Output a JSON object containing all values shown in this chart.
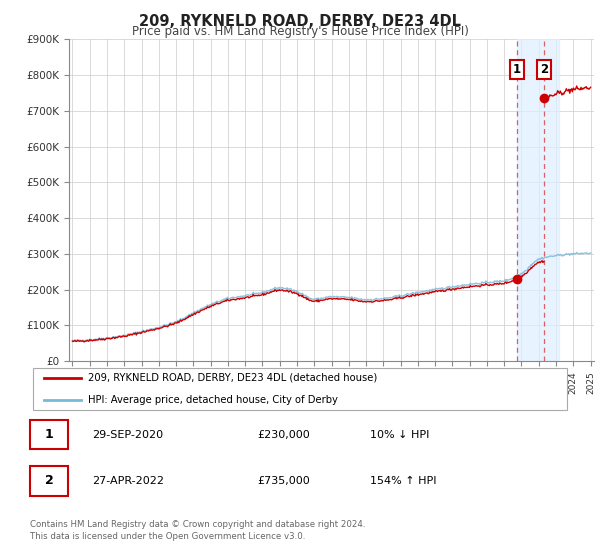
{
  "title": "209, RYKNELD ROAD, DERBY, DE23 4DL",
  "subtitle": "Price paid vs. HM Land Registry's House Price Index (HPI)",
  "legend_line1": "209, RYKNELD ROAD, DERBY, DE23 4DL (detached house)",
  "legend_line2": "HPI: Average price, detached house, City of Derby",
  "annotation1_date": "29-SEP-2020",
  "annotation1_price": "£230,000",
  "annotation1_hpi": "10% ↓ HPI",
  "annotation2_date": "27-APR-2022",
  "annotation2_price": "£735,000",
  "annotation2_hpi": "154% ↑ HPI",
  "footer_line1": "Contains HM Land Registry data © Crown copyright and database right 2024.",
  "footer_line2": "This data is licensed under the Open Government Licence v3.0.",
  "ylim": [
    0,
    900000
  ],
  "yticks": [
    0,
    100000,
    200000,
    300000,
    400000,
    500000,
    600000,
    700000,
    800000,
    900000
  ],
  "ytick_labels": [
    "£0",
    "£100K",
    "£200K",
    "£300K",
    "£400K",
    "£500K",
    "£600K",
    "£700K",
    "£800K",
    "£900K"
  ],
  "xlim_start": 1994.8,
  "xlim_end": 2025.2,
  "hpi_color": "#7ab8d9",
  "price_color": "#cc0000",
  "marker_color": "#cc0000",
  "bg_color": "#ffffff",
  "grid_color": "#cccccc",
  "sale1_year": 2020.75,
  "sale1_price": 230000,
  "sale2_year": 2022.33,
  "sale2_price": 735000,
  "highlight_color": "#ddeeff",
  "highlight_start": 2020.75,
  "highlight_end": 2023.2
}
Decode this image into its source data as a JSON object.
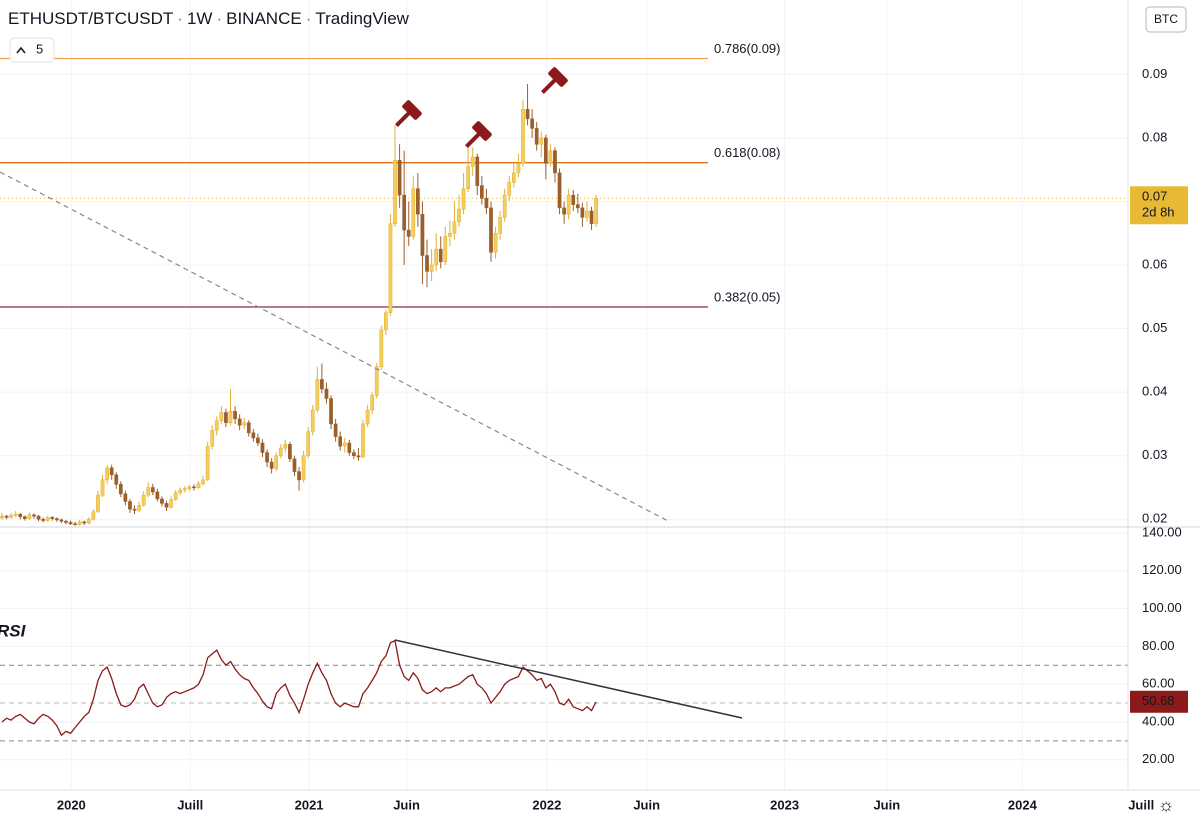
{
  "header": {
    "symbol": "ETHUSDT/BTCUSDT",
    "interval": "1W",
    "exchange": "BINANCE",
    "source": "TradingView",
    "legend_count": "5",
    "currency": "BTC",
    "price_label": "0.07",
    "countdown": "2d 8h"
  },
  "chart_data": [
    {
      "type": "candlestick",
      "up_color": "#f5cd5c",
      "down_color": "#9a5f2c",
      "ylim": [
        0.0191,
        0.1017
      ],
      "yticks": [
        0.02,
        0.03,
        0.04,
        0.05,
        0.06,
        0.07,
        0.08,
        0.09
      ],
      "xlim": [
        2019.7,
        2024.6
      ],
      "xticks": [
        {
          "value": 2020,
          "label": "2020"
        },
        {
          "value": 2020.5,
          "label": "Juill"
        },
        {
          "value": 2021,
          "label": "2021"
        },
        {
          "value": 2021.41,
          "label": "Juin"
        },
        {
          "value": 2022,
          "label": "2022"
        },
        {
          "value": 2022.42,
          "label": "Juin"
        },
        {
          "value": 2023,
          "label": "2023"
        },
        {
          "value": 2023.43,
          "label": "Juin"
        },
        {
          "value": 2024,
          "label": "2024"
        },
        {
          "value": 2024.5,
          "label": "Juill"
        }
      ],
      "levels": [
        {
          "label": "0.786(0.09)",
          "value": 0.0925,
          "color": "#f7a04b"
        },
        {
          "label": "0.618(0.08)",
          "value": 0.0761,
          "color": "#e8701a"
        },
        {
          "label": "0.382(0.05)",
          "value": 0.0534,
          "color": "#8b2c3a"
        }
      ],
      "last_value": 0.0705,
      "candles": [
        [
          0.0202,
          0.021,
          0.0199,
          0.0205
        ],
        [
          0.0205,
          0.0207,
          0.02,
          0.0203
        ],
        [
          0.0203,
          0.021,
          0.0201,
          0.0206
        ],
        [
          0.0206,
          0.0213,
          0.0203,
          0.0208
        ],
        [
          0.0208,
          0.021,
          0.02,
          0.0204
        ],
        [
          0.0204,
          0.0206,
          0.0198,
          0.0201
        ],
        [
          0.0201,
          0.0211,
          0.0199,
          0.0207
        ],
        [
          0.0207,
          0.0209,
          0.0201,
          0.0205
        ],
        [
          0.0205,
          0.0207,
          0.0197,
          0.02
        ],
        [
          0.02,
          0.0203,
          0.0195,
          0.0198
        ],
        [
          0.0198,
          0.0206,
          0.0196,
          0.0203
        ],
        [
          0.0203,
          0.0205,
          0.0198,
          0.0201
        ],
        [
          0.0201,
          0.0203,
          0.0196,
          0.0199
        ],
        [
          0.0199,
          0.0201,
          0.0194,
          0.0197
        ],
        [
          0.0197,
          0.0199,
          0.0192,
          0.0195
        ],
        [
          0.0195,
          0.0198,
          0.0191,
          0.0193
        ],
        [
          0.0193,
          0.0196,
          0.019,
          0.0192
        ],
        [
          0.0192,
          0.0199,
          0.019,
          0.0196
        ],
        [
          0.0196,
          0.0198,
          0.0191,
          0.0194
        ],
        [
          0.0194,
          0.0203,
          0.0192,
          0.02
        ],
        [
          0.02,
          0.0216,
          0.0198,
          0.0212
        ],
        [
          0.0212,
          0.0245,
          0.021,
          0.0238
        ],
        [
          0.0238,
          0.027,
          0.0235,
          0.0262
        ],
        [
          0.0262,
          0.0285,
          0.0255,
          0.0281
        ],
        [
          0.0281,
          0.0286,
          0.0262,
          0.027
        ],
        [
          0.027,
          0.0274,
          0.0248,
          0.0255
        ],
        [
          0.0255,
          0.026,
          0.0235,
          0.024
        ],
        [
          0.024,
          0.0245,
          0.0222,
          0.0228
        ],
        [
          0.0228,
          0.0232,
          0.021,
          0.0216
        ],
        [
          0.0216,
          0.0222,
          0.0208,
          0.0214
        ],
        [
          0.0214,
          0.0228,
          0.0211,
          0.0222
        ],
        [
          0.0222,
          0.0244,
          0.022,
          0.0238
        ],
        [
          0.0238,
          0.0258,
          0.0235,
          0.025
        ],
        [
          0.025,
          0.0256,
          0.0238,
          0.0243
        ],
        [
          0.0243,
          0.0248,
          0.0228,
          0.0232
        ],
        [
          0.0232,
          0.0236,
          0.022,
          0.0225
        ],
        [
          0.0225,
          0.0229,
          0.0213,
          0.0219
        ],
        [
          0.0219,
          0.0236,
          0.0217,
          0.0231
        ],
        [
          0.0231,
          0.0246,
          0.0229,
          0.0242
        ],
        [
          0.0242,
          0.025,
          0.0238,
          0.0246
        ],
        [
          0.0246,
          0.0252,
          0.0242,
          0.0248
        ],
        [
          0.0248,
          0.0254,
          0.0244,
          0.0251
        ],
        [
          0.0251,
          0.0255,
          0.0245,
          0.025
        ],
        [
          0.025,
          0.026,
          0.0248,
          0.0256
        ],
        [
          0.0256,
          0.0268,
          0.0253,
          0.0262
        ],
        [
          0.0262,
          0.0322,
          0.026,
          0.0315
        ],
        [
          0.0315,
          0.0348,
          0.031,
          0.034
        ],
        [
          0.034,
          0.0362,
          0.0332,
          0.0355
        ],
        [
          0.0355,
          0.0378,
          0.035,
          0.0368
        ],
        [
          0.0368,
          0.0374,
          0.0345,
          0.0352
        ],
        [
          0.0352,
          0.0405,
          0.0348,
          0.037
        ],
        [
          0.037,
          0.0378,
          0.035,
          0.0358
        ],
        [
          0.0358,
          0.0365,
          0.034,
          0.0348
        ],
        [
          0.0348,
          0.036,
          0.0342,
          0.0352
        ],
        [
          0.0352,
          0.0356,
          0.033,
          0.0336
        ],
        [
          0.0336,
          0.0342,
          0.0322,
          0.0328
        ],
        [
          0.0328,
          0.0335,
          0.0315,
          0.032
        ],
        [
          0.032,
          0.0326,
          0.0298,
          0.0305
        ],
        [
          0.0305,
          0.031,
          0.0282,
          0.029
        ],
        [
          0.029,
          0.0296,
          0.0272,
          0.028
        ],
        [
          0.028,
          0.0305,
          0.0276,
          0.03
        ],
        [
          0.03,
          0.0318,
          0.0296,
          0.0312
        ],
        [
          0.0312,
          0.0325,
          0.0305,
          0.0318
        ],
        [
          0.0318,
          0.0322,
          0.029,
          0.0295
        ],
        [
          0.0295,
          0.03,
          0.0268,
          0.0275
        ],
        [
          0.0275,
          0.0282,
          0.0245,
          0.0262
        ],
        [
          0.0262,
          0.0308,
          0.0258,
          0.03
        ],
        [
          0.03,
          0.0345,
          0.0296,
          0.0338
        ],
        [
          0.0338,
          0.038,
          0.0332,
          0.0372
        ],
        [
          0.0372,
          0.044,
          0.0368,
          0.042
        ],
        [
          0.042,
          0.0445,
          0.0398,
          0.0405
        ],
        [
          0.0405,
          0.0415,
          0.0382,
          0.039
        ],
        [
          0.039,
          0.0395,
          0.0342,
          0.035
        ],
        [
          0.035,
          0.0358,
          0.0322,
          0.033
        ],
        [
          0.033,
          0.0338,
          0.0308,
          0.0315
        ],
        [
          0.0315,
          0.0328,
          0.0305,
          0.032
        ],
        [
          0.032,
          0.0325,
          0.03,
          0.0305
        ],
        [
          0.0305,
          0.031,
          0.0295,
          0.03
        ],
        [
          0.03,
          0.0312,
          0.0292,
          0.0298
        ],
        [
          0.0298,
          0.0356,
          0.0296,
          0.035
        ],
        [
          0.035,
          0.038,
          0.0345,
          0.0372
        ],
        [
          0.0372,
          0.04,
          0.0365,
          0.0395
        ],
        [
          0.0395,
          0.0446,
          0.039,
          0.044
        ],
        [
          0.044,
          0.0505,
          0.0435,
          0.0498
        ],
        [
          0.0498,
          0.053,
          0.049,
          0.0525
        ],
        [
          0.0525,
          0.068,
          0.052,
          0.0665
        ],
        [
          0.0665,
          0.082,
          0.066,
          0.0765
        ],
        [
          0.0765,
          0.079,
          0.069,
          0.071
        ],
        [
          0.071,
          0.078,
          0.06,
          0.0655
        ],
        [
          0.0655,
          0.07,
          0.063,
          0.0645
        ],
        [
          0.0645,
          0.074,
          0.064,
          0.072
        ],
        [
          0.072,
          0.0745,
          0.066,
          0.068
        ],
        [
          0.068,
          0.07,
          0.057,
          0.0615
        ],
        [
          0.0615,
          0.064,
          0.0565,
          0.059
        ],
        [
          0.059,
          0.0625,
          0.0575,
          0.06
        ],
        [
          0.06,
          0.065,
          0.059,
          0.0625
        ],
        [
          0.0625,
          0.0645,
          0.0595,
          0.0605
        ],
        [
          0.0605,
          0.066,
          0.06,
          0.0645
        ],
        [
          0.0645,
          0.067,
          0.063,
          0.065
        ],
        [
          0.065,
          0.07,
          0.064,
          0.0668
        ],
        [
          0.0668,
          0.071,
          0.066,
          0.0688
        ],
        [
          0.0688,
          0.0745,
          0.068,
          0.072
        ],
        [
          0.072,
          0.079,
          0.0715,
          0.0755
        ],
        [
          0.0755,
          0.0785,
          0.074,
          0.077
        ],
        [
          0.077,
          0.0775,
          0.071,
          0.0725
        ],
        [
          0.0725,
          0.074,
          0.0695,
          0.0705
        ],
        [
          0.0705,
          0.072,
          0.068,
          0.069
        ],
        [
          0.069,
          0.07,
          0.0605,
          0.062
        ],
        [
          0.062,
          0.066,
          0.061,
          0.065
        ],
        [
          0.065,
          0.0685,
          0.064,
          0.0675
        ],
        [
          0.0675,
          0.072,
          0.0668,
          0.071
        ],
        [
          0.071,
          0.074,
          0.07,
          0.073
        ],
        [
          0.073,
          0.076,
          0.0722,
          0.0745
        ],
        [
          0.0745,
          0.0775,
          0.0738,
          0.076
        ],
        [
          0.076,
          0.086,
          0.0755,
          0.0845
        ],
        [
          0.0845,
          0.0885,
          0.082,
          0.083
        ],
        [
          0.083,
          0.0845,
          0.08,
          0.0815
        ],
        [
          0.0815,
          0.0825,
          0.078,
          0.079
        ],
        [
          0.079,
          0.081,
          0.077,
          0.08
        ],
        [
          0.08,
          0.0805,
          0.0735,
          0.076
        ],
        [
          0.076,
          0.079,
          0.0755,
          0.078
        ],
        [
          0.078,
          0.0785,
          0.073,
          0.0745
        ],
        [
          0.0745,
          0.0752,
          0.068,
          0.069
        ],
        [
          0.069,
          0.07,
          0.0665,
          0.068
        ],
        [
          0.068,
          0.072,
          0.0672,
          0.071
        ],
        [
          0.071,
          0.0718,
          0.0685,
          0.0695
        ],
        [
          0.0695,
          0.0712,
          0.0682,
          0.069
        ],
        [
          0.069,
          0.0698,
          0.066,
          0.0675
        ],
        [
          0.0675,
          0.07,
          0.0668,
          0.0685
        ],
        [
          0.0685,
          0.0692,
          0.0655,
          0.0665
        ],
        [
          0.0665,
          0.071,
          0.066,
          0.0705
        ]
      ]
    },
    {
      "type": "line",
      "label": "RSI",
      "color": "#8b1a1a",
      "ylim": [
        4,
        144.2
      ],
      "yticks": [
        {
          "value": 20,
          "label": "20.00"
        },
        {
          "value": 40,
          "label": "40.00"
        },
        {
          "value": 60,
          "label": "60.00"
        },
        {
          "value": 80,
          "label": "80.00"
        },
        {
          "value": 100,
          "label": "100.00"
        },
        {
          "value": 120,
          "label": "120.00"
        },
        {
          "value": 140,
          "label": "140.00"
        }
      ],
      "levels": [
        70,
        50,
        30
      ],
      "values": [
        40,
        42,
        41,
        43,
        44,
        42,
        40,
        39,
        42,
        44,
        43,
        41,
        38,
        33,
        35,
        34,
        37,
        40,
        43,
        45,
        52,
        62,
        67,
        69,
        63,
        55,
        49,
        48,
        49,
        52,
        58,
        60,
        55,
        50,
        48,
        49,
        53,
        55,
        56,
        55,
        56,
        57,
        58,
        60,
        65,
        74,
        76,
        78,
        73,
        70,
        72,
        68,
        65,
        63,
        62,
        58,
        55,
        51,
        48,
        47,
        55,
        58,
        60,
        54,
        50,
        45,
        52,
        60,
        66,
        71,
        66,
        62,
        55,
        50,
        48,
        50,
        49,
        48,
        48,
        55,
        58,
        62,
        66,
        72,
        75,
        82,
        83,
        70,
        64,
        62,
        66,
        63,
        57,
        55,
        56,
        58,
        56,
        58,
        58,
        59,
        60,
        62,
        64,
        65,
        60,
        58,
        55,
        50,
        53,
        56,
        60,
        62,
        63,
        64,
        69,
        67,
        65,
        62,
        63,
        58,
        60,
        56,
        50,
        49,
        52,
        48,
        47,
        46,
        48,
        46,
        50.68
      ]
    }
  ]
}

■ **TASK GOAL**: Count how many lines in the data contain the word "ROAD", giving the number without comment.

■ **TASK SOLUTION**: 2